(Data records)
-*-
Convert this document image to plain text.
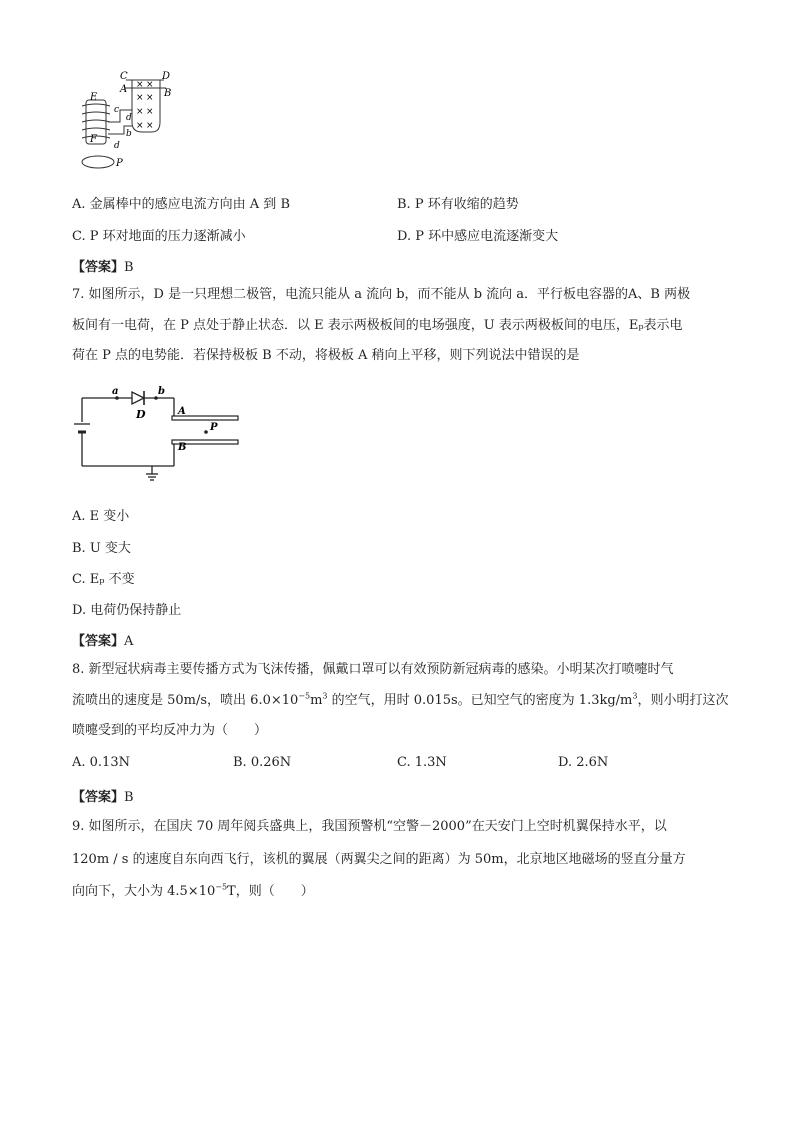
× ×
× ×
× ×
× ×
C	D
A	B
E
F
c
d
b
d
P
A. 金属棒中的感应电流方向由 A 到 B	B. P 环有收缩的趋势
C. P 环对地面的压力逐渐减小	D. P 环中感应电流逐渐变大
【答案】B
7. 如图所示，D 是一只理想二极管，电流只能从 a 流向 b，而不能从 b 流向 a．平行板电容器的A、B 两极
板间有一电荷，在 P 点处于静止状态．以 E 表示两极板间的电场强度，U 表示两极板间的电压，Eₚ表示电
荷在 P 点的电势能．若保持极板 B 不动，将极板 A 稍向上平移，则下列说法中错误的是
a	b
D	A
B
P
A. E 变小
B. U 变大
C. Eₚ 不变
D. 电荷仍保持静止
【答案】A
8. 新型冠状病毒主要传播方式为飞沫传播，佩戴口罩可以有效预防新冠病毒的感染。小明某次打喷嚏时气
流喷出的速度是 50m/s，喷出 $6.0\times 10^{-5}m^3$ 的空气，用时 0.015s。已知空气的密度为 $1.3kg/m^3$，则小明打这次
喷嚏受到的平均反冲力为（　　）
A. 0.13N	B. 0.26N	C. 1.3N	D. 2.6N
【答案】B
9. 如图所示，在国庆 70 周年阅兵盛典上，我国预警机“空警－2000”在天安门上空时机翼保持水平，以
120m / s 的速度自东向西飞行，该机的翼展（两翼尖之间的距离）为 50m，北京地区地磁场的竖直分量方
向向下，大小为 $4.5\times 10^{-5}T$，则（　　）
-*-
• [Work instructions]
Scan the data above; copy every line where "times" appears.

• [Response]
流喷出的速度是 50m/s，喷出 $6.0\times 10^{-5}m^3$ 的空气，用时 0.015s。已知空气的密度为 $1.3kg/m^3$，则小明打这次
向向下，大小为 $4.5\times 10^{-5}T$，则（　　）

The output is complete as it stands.